** START **
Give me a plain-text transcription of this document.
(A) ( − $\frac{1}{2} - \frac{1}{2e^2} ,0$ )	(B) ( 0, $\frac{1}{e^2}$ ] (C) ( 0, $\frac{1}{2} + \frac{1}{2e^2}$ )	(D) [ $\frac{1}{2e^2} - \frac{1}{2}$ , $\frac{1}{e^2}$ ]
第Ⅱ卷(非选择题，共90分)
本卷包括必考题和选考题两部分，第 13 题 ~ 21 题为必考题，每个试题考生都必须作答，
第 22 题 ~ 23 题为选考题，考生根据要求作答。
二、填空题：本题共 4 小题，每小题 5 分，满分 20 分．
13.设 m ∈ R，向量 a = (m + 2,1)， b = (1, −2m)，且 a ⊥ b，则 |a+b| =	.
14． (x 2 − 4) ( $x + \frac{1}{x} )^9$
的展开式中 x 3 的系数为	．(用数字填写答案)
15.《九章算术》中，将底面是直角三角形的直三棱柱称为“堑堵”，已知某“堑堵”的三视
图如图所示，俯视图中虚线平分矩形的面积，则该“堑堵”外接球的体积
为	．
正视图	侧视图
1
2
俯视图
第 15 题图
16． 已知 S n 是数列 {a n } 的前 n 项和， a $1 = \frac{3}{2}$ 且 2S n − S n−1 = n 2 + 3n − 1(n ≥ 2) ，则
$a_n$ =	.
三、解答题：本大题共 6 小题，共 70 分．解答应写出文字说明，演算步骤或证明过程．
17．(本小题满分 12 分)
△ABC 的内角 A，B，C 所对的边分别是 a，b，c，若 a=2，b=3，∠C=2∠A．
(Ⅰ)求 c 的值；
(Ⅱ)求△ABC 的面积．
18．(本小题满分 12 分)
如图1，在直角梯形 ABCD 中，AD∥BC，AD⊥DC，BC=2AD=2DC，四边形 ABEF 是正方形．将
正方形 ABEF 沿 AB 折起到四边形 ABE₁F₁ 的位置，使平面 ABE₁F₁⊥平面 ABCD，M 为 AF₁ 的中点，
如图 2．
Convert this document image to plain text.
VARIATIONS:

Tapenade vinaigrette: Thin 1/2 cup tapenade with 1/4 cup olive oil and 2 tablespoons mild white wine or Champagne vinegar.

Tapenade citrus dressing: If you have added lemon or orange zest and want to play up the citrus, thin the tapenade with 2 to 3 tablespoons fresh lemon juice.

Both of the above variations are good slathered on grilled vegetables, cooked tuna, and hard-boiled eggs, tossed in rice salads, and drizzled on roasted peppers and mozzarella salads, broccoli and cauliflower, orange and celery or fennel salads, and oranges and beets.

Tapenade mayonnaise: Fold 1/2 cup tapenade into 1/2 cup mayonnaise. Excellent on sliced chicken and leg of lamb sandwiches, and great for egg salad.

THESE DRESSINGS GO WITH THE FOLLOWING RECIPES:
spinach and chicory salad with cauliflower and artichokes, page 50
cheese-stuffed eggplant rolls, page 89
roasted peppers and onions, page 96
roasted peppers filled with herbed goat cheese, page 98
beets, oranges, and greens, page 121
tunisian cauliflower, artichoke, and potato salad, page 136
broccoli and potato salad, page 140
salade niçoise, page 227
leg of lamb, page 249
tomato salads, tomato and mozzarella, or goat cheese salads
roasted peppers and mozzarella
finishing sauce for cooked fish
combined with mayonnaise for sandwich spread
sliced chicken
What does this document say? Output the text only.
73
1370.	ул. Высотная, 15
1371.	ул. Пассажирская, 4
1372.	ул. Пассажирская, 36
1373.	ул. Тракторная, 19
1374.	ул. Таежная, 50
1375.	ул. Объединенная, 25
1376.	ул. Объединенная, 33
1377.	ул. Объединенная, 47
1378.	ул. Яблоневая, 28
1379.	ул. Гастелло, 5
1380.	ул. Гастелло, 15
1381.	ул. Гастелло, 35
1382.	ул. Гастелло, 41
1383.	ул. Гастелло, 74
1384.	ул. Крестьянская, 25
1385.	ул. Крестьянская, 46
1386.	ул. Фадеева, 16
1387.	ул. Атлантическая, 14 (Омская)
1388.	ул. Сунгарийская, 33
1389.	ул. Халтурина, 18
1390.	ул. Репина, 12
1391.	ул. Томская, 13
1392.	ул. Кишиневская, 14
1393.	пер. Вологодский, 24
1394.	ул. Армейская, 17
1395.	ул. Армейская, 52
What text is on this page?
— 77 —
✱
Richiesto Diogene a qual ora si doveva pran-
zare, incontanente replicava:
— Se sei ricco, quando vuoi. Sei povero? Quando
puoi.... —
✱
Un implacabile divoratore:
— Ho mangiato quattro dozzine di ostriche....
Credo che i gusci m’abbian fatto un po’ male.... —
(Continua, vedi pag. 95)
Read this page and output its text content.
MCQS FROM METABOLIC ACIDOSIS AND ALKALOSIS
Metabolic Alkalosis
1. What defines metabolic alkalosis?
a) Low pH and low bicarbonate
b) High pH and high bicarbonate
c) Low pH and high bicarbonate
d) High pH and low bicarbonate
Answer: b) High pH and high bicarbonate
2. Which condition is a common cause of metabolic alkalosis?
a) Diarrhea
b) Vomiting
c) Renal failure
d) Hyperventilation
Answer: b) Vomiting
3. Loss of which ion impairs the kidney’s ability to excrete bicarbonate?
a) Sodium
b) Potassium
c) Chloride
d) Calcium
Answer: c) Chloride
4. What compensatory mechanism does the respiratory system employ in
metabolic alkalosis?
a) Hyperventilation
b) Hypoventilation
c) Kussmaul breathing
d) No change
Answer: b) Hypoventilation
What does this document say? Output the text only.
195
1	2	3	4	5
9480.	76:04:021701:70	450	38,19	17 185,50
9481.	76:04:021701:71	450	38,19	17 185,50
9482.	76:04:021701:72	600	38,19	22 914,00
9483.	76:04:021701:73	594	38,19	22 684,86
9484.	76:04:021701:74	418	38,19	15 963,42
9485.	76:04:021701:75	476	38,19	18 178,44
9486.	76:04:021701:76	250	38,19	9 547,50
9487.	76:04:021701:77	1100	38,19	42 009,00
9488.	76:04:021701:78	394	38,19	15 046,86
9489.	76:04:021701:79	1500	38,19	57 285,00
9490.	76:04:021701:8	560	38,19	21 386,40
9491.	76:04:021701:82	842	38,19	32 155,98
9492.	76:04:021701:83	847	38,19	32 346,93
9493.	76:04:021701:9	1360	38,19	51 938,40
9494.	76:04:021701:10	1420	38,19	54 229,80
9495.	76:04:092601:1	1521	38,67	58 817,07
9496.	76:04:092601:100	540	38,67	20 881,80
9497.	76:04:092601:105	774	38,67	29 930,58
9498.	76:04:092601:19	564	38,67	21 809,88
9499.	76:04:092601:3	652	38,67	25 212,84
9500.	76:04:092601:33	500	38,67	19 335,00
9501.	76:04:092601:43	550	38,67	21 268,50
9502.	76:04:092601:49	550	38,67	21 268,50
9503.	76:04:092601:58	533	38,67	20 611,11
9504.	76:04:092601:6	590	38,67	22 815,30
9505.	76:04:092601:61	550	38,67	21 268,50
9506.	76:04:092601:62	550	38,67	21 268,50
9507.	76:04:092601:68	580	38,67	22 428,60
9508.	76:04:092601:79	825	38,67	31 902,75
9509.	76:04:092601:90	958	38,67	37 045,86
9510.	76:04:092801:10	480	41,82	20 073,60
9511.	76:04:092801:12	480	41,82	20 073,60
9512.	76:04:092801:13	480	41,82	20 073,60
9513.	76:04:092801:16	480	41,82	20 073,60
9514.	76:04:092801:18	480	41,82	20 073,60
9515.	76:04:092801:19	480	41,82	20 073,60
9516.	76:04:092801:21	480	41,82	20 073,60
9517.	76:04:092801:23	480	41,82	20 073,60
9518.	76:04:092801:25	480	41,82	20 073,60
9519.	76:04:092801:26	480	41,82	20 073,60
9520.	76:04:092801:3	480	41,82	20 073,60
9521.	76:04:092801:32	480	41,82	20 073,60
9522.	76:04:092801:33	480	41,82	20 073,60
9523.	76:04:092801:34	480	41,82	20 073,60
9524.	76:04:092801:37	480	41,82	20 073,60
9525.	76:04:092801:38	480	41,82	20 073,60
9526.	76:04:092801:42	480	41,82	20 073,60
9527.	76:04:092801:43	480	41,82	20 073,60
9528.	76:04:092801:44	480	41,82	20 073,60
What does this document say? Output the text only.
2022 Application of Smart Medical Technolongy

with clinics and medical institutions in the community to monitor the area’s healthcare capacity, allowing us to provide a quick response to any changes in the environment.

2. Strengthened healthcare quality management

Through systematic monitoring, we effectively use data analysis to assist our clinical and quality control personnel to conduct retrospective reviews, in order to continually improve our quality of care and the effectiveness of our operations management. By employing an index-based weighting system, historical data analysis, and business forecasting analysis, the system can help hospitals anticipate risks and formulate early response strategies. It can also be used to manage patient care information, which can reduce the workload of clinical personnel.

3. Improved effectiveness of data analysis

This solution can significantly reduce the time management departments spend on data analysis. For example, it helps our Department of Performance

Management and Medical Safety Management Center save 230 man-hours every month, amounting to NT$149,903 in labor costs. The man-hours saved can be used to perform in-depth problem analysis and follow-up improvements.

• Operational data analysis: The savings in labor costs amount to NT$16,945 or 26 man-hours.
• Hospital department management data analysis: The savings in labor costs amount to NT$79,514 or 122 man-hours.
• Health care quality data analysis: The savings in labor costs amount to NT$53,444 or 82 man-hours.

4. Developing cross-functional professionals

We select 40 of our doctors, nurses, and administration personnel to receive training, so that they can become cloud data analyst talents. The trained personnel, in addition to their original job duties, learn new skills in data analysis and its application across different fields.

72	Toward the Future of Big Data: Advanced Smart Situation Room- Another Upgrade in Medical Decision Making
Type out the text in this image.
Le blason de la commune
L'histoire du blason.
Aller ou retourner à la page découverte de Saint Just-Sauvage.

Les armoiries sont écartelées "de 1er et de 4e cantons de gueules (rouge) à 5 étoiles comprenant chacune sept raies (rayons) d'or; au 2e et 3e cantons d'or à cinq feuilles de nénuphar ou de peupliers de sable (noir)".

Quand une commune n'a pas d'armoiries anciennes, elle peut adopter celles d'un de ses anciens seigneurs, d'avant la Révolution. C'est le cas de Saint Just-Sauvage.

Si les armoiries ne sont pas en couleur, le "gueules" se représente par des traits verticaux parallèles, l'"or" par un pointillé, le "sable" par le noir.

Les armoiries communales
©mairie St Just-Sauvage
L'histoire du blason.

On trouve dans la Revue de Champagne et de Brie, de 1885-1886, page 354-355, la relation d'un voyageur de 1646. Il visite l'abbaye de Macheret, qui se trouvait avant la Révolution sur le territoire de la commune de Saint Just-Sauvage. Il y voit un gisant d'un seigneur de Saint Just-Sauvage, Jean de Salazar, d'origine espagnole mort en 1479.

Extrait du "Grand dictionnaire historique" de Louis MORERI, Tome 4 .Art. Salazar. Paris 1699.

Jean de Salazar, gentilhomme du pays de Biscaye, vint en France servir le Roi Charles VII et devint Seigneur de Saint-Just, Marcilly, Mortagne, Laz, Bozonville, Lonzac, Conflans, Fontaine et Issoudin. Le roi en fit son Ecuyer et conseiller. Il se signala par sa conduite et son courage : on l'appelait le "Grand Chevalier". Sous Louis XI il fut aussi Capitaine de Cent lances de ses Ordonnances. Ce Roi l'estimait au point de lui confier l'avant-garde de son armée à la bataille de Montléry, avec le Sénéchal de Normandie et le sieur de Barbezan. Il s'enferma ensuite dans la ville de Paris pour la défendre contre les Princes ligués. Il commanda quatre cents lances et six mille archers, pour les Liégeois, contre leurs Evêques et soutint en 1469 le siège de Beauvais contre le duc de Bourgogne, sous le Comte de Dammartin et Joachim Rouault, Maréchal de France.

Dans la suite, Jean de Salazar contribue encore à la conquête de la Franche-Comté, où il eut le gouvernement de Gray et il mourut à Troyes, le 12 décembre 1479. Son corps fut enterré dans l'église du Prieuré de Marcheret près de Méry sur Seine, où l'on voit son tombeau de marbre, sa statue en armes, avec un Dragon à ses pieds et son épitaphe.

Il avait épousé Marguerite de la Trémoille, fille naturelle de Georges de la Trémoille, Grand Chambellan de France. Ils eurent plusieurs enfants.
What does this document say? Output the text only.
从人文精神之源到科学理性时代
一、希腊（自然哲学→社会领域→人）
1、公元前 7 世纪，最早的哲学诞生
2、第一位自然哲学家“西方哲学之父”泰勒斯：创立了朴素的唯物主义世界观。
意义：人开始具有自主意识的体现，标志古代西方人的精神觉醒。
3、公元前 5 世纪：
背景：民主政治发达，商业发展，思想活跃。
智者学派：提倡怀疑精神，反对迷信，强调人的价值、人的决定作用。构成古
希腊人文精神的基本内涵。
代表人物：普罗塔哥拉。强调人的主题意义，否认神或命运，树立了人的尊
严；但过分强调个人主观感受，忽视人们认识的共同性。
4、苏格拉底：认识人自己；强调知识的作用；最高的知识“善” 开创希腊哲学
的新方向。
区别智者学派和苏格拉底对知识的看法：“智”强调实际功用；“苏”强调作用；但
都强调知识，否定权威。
** END **
■ JOB: Return every line from the records above that holds the word "voit".

■ PROBLEM SOLUTION:
On trouve dans la Revue de Champagne et de Brie, de 1885-1886, page 354-355, la relation d'un voyageur de 1646. Il visite l'abbaye de Macheret, qui se trouvait avant la Révolution sur le territoire de la commune de Saint Just-Sauvage. Il y voit un gisant d'un seigneur de Saint Just-Sauvage, Jean de Salazar, d'origine espagnole mort en 1479.
Dans la suite, Jean de Salazar contribue encore à la conquête de la Franche-Comté, où il eut le gouvernement de Gray et il mourut à Troyes, le 12 décembre 1479. Son corps fut enterré dans l'église du Prieuré de Marcheret près de Méry sur Seine, où l'on voit son tombeau de marbre, sa statue en armes, avec un Dragon à ses pieds et son épitaphe.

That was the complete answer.